Task description
The records below must be transcribed exactly. Do not include the pictures.

========================================================================

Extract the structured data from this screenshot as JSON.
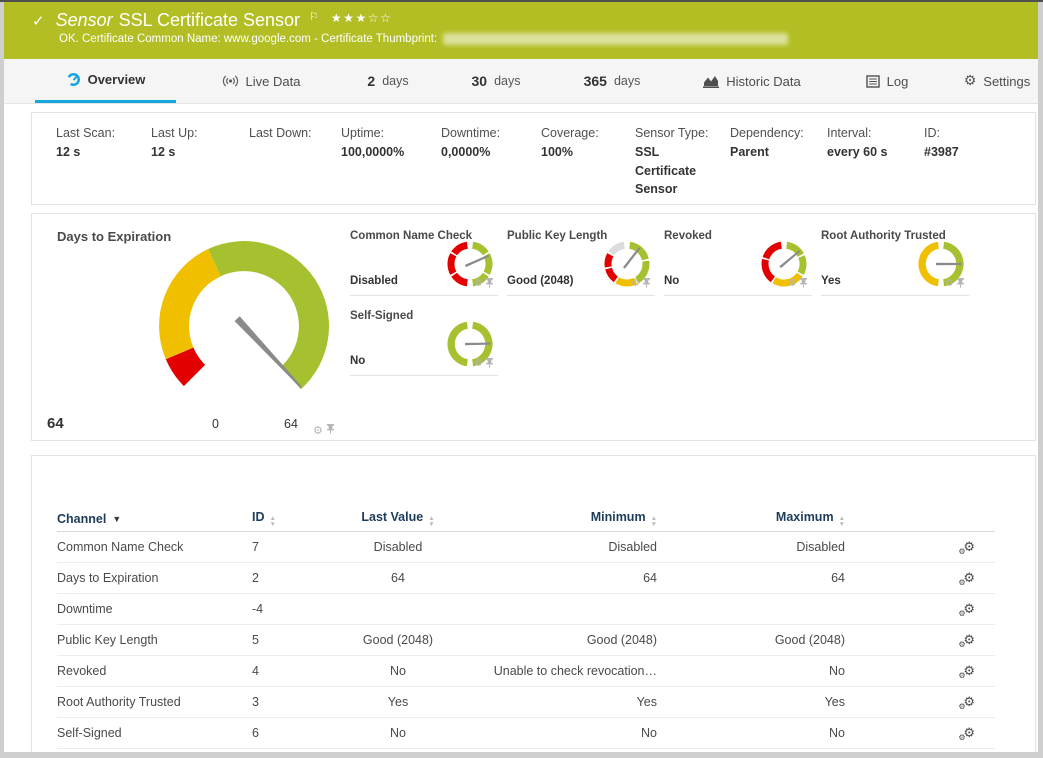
{
  "header": {
    "status_icon": "check",
    "kind": "Sensor",
    "title": "SSL Certificate Sensor",
    "flag_icon": "flag",
    "rating_filled": 3,
    "rating_empty": 2,
    "status_line": "OK. Certificate Common Name: www.google.com - Certificate Thumbprint:",
    "thumbprint_redacted": true,
    "bg_color": "#b2be23"
  },
  "tabs": [
    {
      "label": "Overview",
      "icon": "gauge",
      "active": true
    },
    {
      "label": "Live Data",
      "icon": "broadcast",
      "active": false
    },
    {
      "number": "2",
      "unit": "days",
      "active": false
    },
    {
      "number": "30",
      "unit": "days",
      "active": false
    },
    {
      "number": "365",
      "unit": "days",
      "active": false
    },
    {
      "label": "Historic Data",
      "icon": "chart",
      "active": false
    },
    {
      "label": "Log",
      "icon": "log",
      "active": false
    },
    {
      "label": "Settings",
      "icon": "gear",
      "active": false
    }
  ],
  "info_bar": [
    {
      "label": "Last Scan:",
      "value": "12 s"
    },
    {
      "label": "Last Up:",
      "value": "12 s"
    },
    {
      "label": "Last Down:",
      "value": ""
    },
    {
      "label": "Uptime:",
      "value": "100,0000%"
    },
    {
      "label": "Downtime:",
      "value": "0,0000%"
    },
    {
      "label": "Coverage:",
      "value": "100%"
    },
    {
      "label": "Sensor Type:",
      "value": "SSL Certificate Sensor"
    },
    {
      "label": "Dependency:",
      "value": "Parent"
    },
    {
      "label": "Interval:",
      "value": "every 60 s"
    },
    {
      "label": "ID:",
      "value": "#3987"
    }
  ],
  "gauges": {
    "colors": {
      "green": "#a6c12f",
      "yellow": "#f0bf00",
      "red": "#e30000",
      "gray": "#dcdcdc",
      "needle": "#8a8a8a"
    },
    "main": {
      "title": "Days to Expiration",
      "value": "64",
      "scale_min": "0",
      "scale_max": "64",
      "needle_angle": 137,
      "segments": [
        {
          "from": -135,
          "to": -113,
          "color": "#e30000"
        },
        {
          "from": -113,
          "to": -25,
          "color": "#f0bf00"
        },
        {
          "from": -25,
          "to": 138,
          "color": "#a6c12f"
        }
      ]
    },
    "small": [
      {
        "title": "Common Name Check",
        "value": "Disabled",
        "needle_angle": 66,
        "segments": [
          {
            "from": 8,
            "to": 56,
            "color": "#a6c12f"
          },
          {
            "from": 61,
            "to": 119,
            "color": "#a6c12f"
          },
          {
            "from": 124,
            "to": 172,
            "color": "#a6c12f"
          },
          {
            "from": 188,
            "to": 236,
            "color": "#e30000"
          },
          {
            "from": 241,
            "to": 299,
            "color": "#e30000"
          },
          {
            "from": 304,
            "to": 352,
            "color": "#e30000"
          }
        ]
      },
      {
        "title": "Public Key Length",
        "value": "Good (2048)",
        "needle_angle": 38,
        "segments": [
          {
            "from": 8,
            "to": 76,
            "color": "#a6c12f"
          },
          {
            "from": 81,
            "to": 148,
            "color": "#a6c12f"
          },
          {
            "from": 153,
            "to": 211,
            "color": "#f0bf00"
          },
          {
            "from": 216,
            "to": 256,
            "color": "#e30000"
          },
          {
            "from": 261,
            "to": 299,
            "color": "#e30000"
          },
          {
            "from": 304,
            "to": 352,
            "color": "#dcdcdc"
          }
        ]
      },
      {
        "title": "Revoked",
        "value": "No",
        "needle_angle": 50,
        "segments": [
          {
            "from": 8,
            "to": 62,
            "color": "#a6c12f"
          },
          {
            "from": 67,
            "to": 119,
            "color": "#a6c12f"
          },
          {
            "from": 124,
            "to": 211,
            "color": "#f0bf00"
          },
          {
            "from": 216,
            "to": 283,
            "color": "#e30000"
          },
          {
            "from": 288,
            "to": 352,
            "color": "#e30000"
          }
        ]
      },
      {
        "title": "Root Authority Trusted",
        "value": "Yes",
        "needle_angle": 90,
        "segments": [
          {
            "from": 8,
            "to": 172,
            "color": "#a6c12f"
          },
          {
            "from": 188,
            "to": 352,
            "color": "#f0bf00"
          }
        ]
      },
      {
        "title": "Self-Signed",
        "value": "No",
        "needle_angle": 89,
        "segments": [
          {
            "from": 8,
            "to": 172,
            "color": "#a6c12f"
          },
          {
            "from": 188,
            "to": 352,
            "color": "#a6c12f"
          }
        ]
      }
    ]
  },
  "channel_table": {
    "columns": [
      {
        "label": "Channel",
        "sort": "desc",
        "align": "left"
      },
      {
        "label": "ID",
        "sort": "both",
        "align": "left"
      },
      {
        "label": "Last Value",
        "sort": "both",
        "align": "center"
      },
      {
        "label": "Minimum",
        "sort": "both",
        "align": "right"
      },
      {
        "label": "Maximum",
        "sort": "both",
        "align": "right"
      }
    ],
    "rows": [
      {
        "cells": [
          "Common Name Check",
          "7",
          "Disabled",
          "Disabled",
          "Disabled"
        ]
      },
      {
        "cells": [
          "Days to Expiration",
          "2",
          "64",
          "64",
          "64"
        ]
      },
      {
        "cells": [
          "Downtime",
          "-4",
          "",
          "",
          ""
        ]
      },
      {
        "cells": [
          "Public Key Length",
          "5",
          "Good (2048)",
          "Good (2048)",
          "Good (2048)"
        ]
      },
      {
        "cells": [
          "Revoked",
          "4",
          "No",
          "Unable to check revocation…",
          "No"
        ]
      },
      {
        "cells": [
          "Root Authority Trusted",
          "3",
          "Yes",
          "Yes",
          "Yes"
        ]
      },
      {
        "cells": [
          "Self-Signed",
          "6",
          "No",
          "No",
          "No"
        ]
      }
    ],
    "row_action_icon": "gear"
  },
  "colors": {
    "accent_blue": "#17a7e0",
    "header_green": "#b2be23",
    "table_header_text": "#1d3c5a"
  }
}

========================================================================

Answer below
Extract the structured data from this screenshot as JSON.
{
  "header": {
    "status_icon": "check",
    "kind": "Sensor",
    "title": "SSL Certificate Sensor",
    "flag_icon": "flag",
    "rating_filled": 3,
    "rating_empty": 2,
    "status_line": "OK. Certificate Common Name: www.google.com - Certificate Thumbprint:",
    "thumbprint_redacted": true,
    "bg_color": "#b2be23"
  },
  "tabs": [
    {
      "label": "Overview",
      "icon": "gauge",
      "active": true
    },
    {
      "label": "Live Data",
      "icon": "broadcast",
      "active": false
    },
    {
      "number": "2",
      "unit": "days",
      "active": false
    },
    {
      "number": "30",
      "unit": "days",
      "active": false
    },
    {
      "number": "365",
      "unit": "days",
      "active": false
    },
    {
      "label": "Historic Data",
      "icon": "chart",
      "active": false
    },
    {
      "label": "Log",
      "icon": "log",
      "active": false
    },
    {
      "label": "Settings",
      "icon": "gear",
      "active": false
    }
  ],
  "info_bar": [
    {
      "label": "Last Scan:",
      "value": "12 s"
    },
    {
      "label": "Last Up:",
      "value": "12 s"
    },
    {
      "label": "Last Down:",
      "value": ""
    },
    {
      "label": "Uptime:",
      "value": "100,0000%"
    },
    {
      "label": "Downtime:",
      "value": "0,0000%"
    },
    {
      "label": "Coverage:",
      "value": "100%"
    },
    {
      "label": "Sensor Type:",
      "value": "SSL Certificate Sensor"
    },
    {
      "label": "Dependency:",
      "value": "Parent"
    },
    {
      "label": "Interval:",
      "value": "every 60 s"
    },
    {
      "label": "ID:",
      "value": "#3987"
    }
  ],
  "gauges": {
    "colors": {
      "green": "#a6c12f",
      "yellow": "#f0bf00",
      "red": "#e30000",
      "gray": "#dcdcdc",
      "needle": "#8a8a8a"
    },
    "main": {
      "title": "Days to Expiration",
      "value": "64",
      "scale_min": "0",
      "scale_max": "64",
      "needle_angle": 137,
      "segments": [
        {
          "from": -135,
          "to": -113,
          "color": "#e30000"
        },
        {
          "from": -113,
          "to": -25,
          "color": "#f0bf00"
        },
        {
          "from": -25,
          "to": 138,
          "color": "#a6c12f"
        }
      ]
    },
    "small": [
      {
        "title": "Common Name Check",
        "value": "Disabled",
        "needle_angle": 66,
        "segments": [
          {
            "from": 8,
            "to": 56,
            "color": "#a6c12f"
          },
          {
            "from": 61,
            "to": 119,
            "color": "#a6c12f"
          },
          {
            "from": 124,
            "to": 172,
            "color": "#a6c12f"
          },
          {
            "from": 188,
            "to": 236,
            "color": "#e30000"
          },
          {
            "from": 241,
            "to": 299,
            "color": "#e30000"
          },
          {
            "from": 304,
            "to": 352,
            "color": "#e30000"
          }
        ]
      },
      {
        "title": "Public Key Length",
        "value": "Good (2048)",
        "needle_angle": 38,
        "segments": [
          {
            "from": 8,
            "to": 76,
            "color": "#a6c12f"
          },
          {
            "from": 81,
            "to": 148,
            "color": "#a6c12f"
          },
          {
            "from": 153,
            "to": 211,
            "color": "#f0bf00"
          },
          {
            "from": 216,
            "to": 256,
            "color": "#e30000"
          },
          {
            "from": 261,
            "to": 299,
            "color": "#e30000"
          },
          {
            "from": 304,
            "to": 352,
            "color": "#dcdcdc"
          }
        ]
      },
      {
        "title": "Revoked",
        "value": "No",
        "needle_angle": 50,
        "segments": [
          {
            "from": 8,
            "to": 62,
            "color": "#a6c12f"
          },
          {
            "from": 67,
            "to": 119,
            "color": "#a6c12f"
          },
          {
            "from": 124,
            "to": 211,
            "color": "#f0bf00"
          },
          {
            "from": 216,
            "to": 283,
            "color": "#e30000"
          },
          {
            "from": 288,
            "to": 352,
            "color": "#e30000"
          }
        ]
      },
      {
        "title": "Root Authority Trusted",
        "value": "Yes",
        "needle_angle": 90,
        "segments": [
          {
            "from": 8,
            "to": 172,
            "color": "#a6c12f"
          },
          {
            "from": 188,
            "to": 352,
            "color": "#f0bf00"
          }
        ]
      },
      {
        "title": "Self-Signed",
        "value": "No",
        "needle_angle": 89,
        "segments": [
          {
            "from": 8,
            "to": 172,
            "color": "#a6c12f"
          },
          {
            "from": 188,
            "to": 352,
            "color": "#a6c12f"
          }
        ]
      }
    ]
  },
  "channel_table": {
    "columns": [
      {
        "label": "Channel",
        "sort": "desc",
        "align": "left"
      },
      {
        "label": "ID",
        "sort": "both",
        "align": "left"
      },
      {
        "label": "Last Value",
        "sort": "both",
        "align": "center"
      },
      {
        "label": "Minimum",
        "sort": "both",
        "align": "right"
      },
      {
        "label": "Maximum",
        "sort": "both",
        "align": "right"
      }
    ],
    "rows": [
      {
        "cells": [
          "Common Name Check",
          "7",
          "Disabled",
          "Disabled",
          "Disabled"
        ]
      },
      {
        "cells": [
          "Days to Expiration",
          "2",
          "64",
          "64",
          "64"
        ]
      },
      {
        "cells": [
          "Downtime",
          "-4",
          "",
          "",
          ""
        ]
      },
      {
        "cells": [
          "Public Key Length",
          "5",
          "Good (2048)",
          "Good (2048)",
          "Good (2048)"
        ]
      },
      {
        "cells": [
          "Revoked",
          "4",
          "No",
          "Unable to check revocation…",
          "No"
        ]
      },
      {
        "cells": [
          "Root Authority Trusted",
          "3",
          "Yes",
          "Yes",
          "Yes"
        ]
      },
      {
        "cells": [
          "Self-Signed",
          "6",
          "No",
          "No",
          "No"
        ]
      }
    ],
    "row_action_icon": "gear"
  },
  "colors": {
    "accent_blue": "#17a7e0",
    "header_green": "#b2be23",
    "table_header_text": "#1d3c5a"
  }
}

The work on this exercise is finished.